■ Given problem
Leave out the pictures and repeat the rest of the material exactly.

(Stored items)

= = = = =

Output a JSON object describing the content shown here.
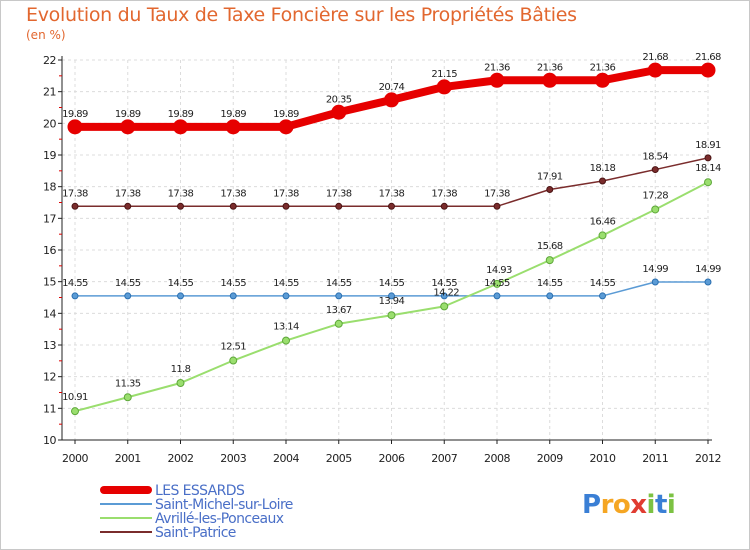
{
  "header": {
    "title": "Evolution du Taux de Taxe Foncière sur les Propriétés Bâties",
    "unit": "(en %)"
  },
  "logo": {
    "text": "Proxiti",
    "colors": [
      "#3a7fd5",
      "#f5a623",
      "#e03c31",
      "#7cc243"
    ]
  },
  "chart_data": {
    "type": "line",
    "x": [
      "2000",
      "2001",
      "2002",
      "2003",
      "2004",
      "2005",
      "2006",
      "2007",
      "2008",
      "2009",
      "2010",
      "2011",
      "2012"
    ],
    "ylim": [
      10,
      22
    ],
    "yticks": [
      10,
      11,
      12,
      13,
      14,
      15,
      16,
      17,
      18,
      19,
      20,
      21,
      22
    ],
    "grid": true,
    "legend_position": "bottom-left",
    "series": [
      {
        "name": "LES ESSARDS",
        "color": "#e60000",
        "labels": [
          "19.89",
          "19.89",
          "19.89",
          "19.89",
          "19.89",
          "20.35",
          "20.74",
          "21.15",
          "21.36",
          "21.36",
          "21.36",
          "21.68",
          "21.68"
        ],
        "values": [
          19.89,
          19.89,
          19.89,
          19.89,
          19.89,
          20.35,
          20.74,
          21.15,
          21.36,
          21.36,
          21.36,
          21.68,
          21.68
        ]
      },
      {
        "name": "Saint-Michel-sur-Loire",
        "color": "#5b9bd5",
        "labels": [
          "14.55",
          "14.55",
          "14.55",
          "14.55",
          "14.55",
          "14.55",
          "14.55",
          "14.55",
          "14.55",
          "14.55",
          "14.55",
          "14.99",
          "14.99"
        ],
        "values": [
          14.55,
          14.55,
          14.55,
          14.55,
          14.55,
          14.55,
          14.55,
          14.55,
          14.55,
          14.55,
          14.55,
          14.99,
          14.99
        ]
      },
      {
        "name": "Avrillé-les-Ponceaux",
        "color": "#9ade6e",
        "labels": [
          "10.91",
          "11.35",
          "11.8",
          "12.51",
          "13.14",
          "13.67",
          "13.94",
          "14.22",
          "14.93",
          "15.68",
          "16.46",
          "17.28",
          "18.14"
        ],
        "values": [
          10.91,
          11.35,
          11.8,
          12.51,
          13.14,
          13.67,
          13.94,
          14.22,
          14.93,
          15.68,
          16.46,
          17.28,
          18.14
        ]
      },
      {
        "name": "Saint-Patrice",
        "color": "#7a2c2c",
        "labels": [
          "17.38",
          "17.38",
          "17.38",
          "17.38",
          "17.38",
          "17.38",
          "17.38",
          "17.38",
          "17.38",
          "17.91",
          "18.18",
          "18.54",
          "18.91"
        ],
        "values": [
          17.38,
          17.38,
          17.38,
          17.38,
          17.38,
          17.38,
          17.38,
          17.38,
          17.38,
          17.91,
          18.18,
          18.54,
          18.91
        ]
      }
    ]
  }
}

= = = = =

■ Problem solution
Output a JSON object describing the content shown here.
{
  "header": {
    "title": "Evolution du Taux de Taxe Foncière sur les Propriétés Bâties",
    "unit": "(en %)"
  },
  "logo": {
    "text": "Proxiti",
    "colors": [
      "#3a7fd5",
      "#f5a623",
      "#e03c31",
      "#7cc243"
    ]
  },
  "chart_data": {
    "type": "line",
    "x": [
      "2000",
      "2001",
      "2002",
      "2003",
      "2004",
      "2005",
      "2006",
      "2007",
      "2008",
      "2009",
      "2010",
      "2011",
      "2012"
    ],
    "ylim": [
      10,
      22
    ],
    "yticks": [
      10,
      11,
      12,
      13,
      14,
      15,
      16,
      17,
      18,
      19,
      20,
      21,
      22
    ],
    "grid": true,
    "legend_position": "bottom-left",
    "series": [
      {
        "name": "LES ESSARDS",
        "color": "#e60000",
        "labels": [
          "19.89",
          "19.89",
          "19.89",
          "19.89",
          "19.89",
          "20.35",
          "20.74",
          "21.15",
          "21.36",
          "21.36",
          "21.36",
          "21.68",
          "21.68"
        ],
        "values": [
          19.89,
          19.89,
          19.89,
          19.89,
          19.89,
          20.35,
          20.74,
          21.15,
          21.36,
          21.36,
          21.36,
          21.68,
          21.68
        ]
      },
      {
        "name": "Saint-Michel-sur-Loire",
        "color": "#5b9bd5",
        "labels": [
          "14.55",
          "14.55",
          "14.55",
          "14.55",
          "14.55",
          "14.55",
          "14.55",
          "14.55",
          "14.55",
          "14.55",
          "14.55",
          "14.99",
          "14.99"
        ],
        "values": [
          14.55,
          14.55,
          14.55,
          14.55,
          14.55,
          14.55,
          14.55,
          14.55,
          14.55,
          14.55,
          14.55,
          14.99,
          14.99
        ]
      },
      {
        "name": "Avrillé-les-Ponceaux",
        "color": "#9ade6e",
        "labels": [
          "10.91",
          "11.35",
          "11.8",
          "12.51",
          "13.14",
          "13.67",
          "13.94",
          "14.22",
          "14.93",
          "15.68",
          "16.46",
          "17.28",
          "18.14"
        ],
        "values": [
          10.91,
          11.35,
          11.8,
          12.51,
          13.14,
          13.67,
          13.94,
          14.22,
          14.93,
          15.68,
          16.46,
          17.28,
          18.14
        ]
      },
      {
        "name": "Saint-Patrice",
        "color": "#7a2c2c",
        "labels": [
          "17.38",
          "17.38",
          "17.38",
          "17.38",
          "17.38",
          "17.38",
          "17.38",
          "17.38",
          "17.38",
          "17.91",
          "18.18",
          "18.54",
          "18.91"
        ],
        "values": [
          17.38,
          17.38,
          17.38,
          17.38,
          17.38,
          17.38,
          17.38,
          17.38,
          17.38,
          17.91,
          18.18,
          18.54,
          18.91
        ]
      }
    ]
  }
}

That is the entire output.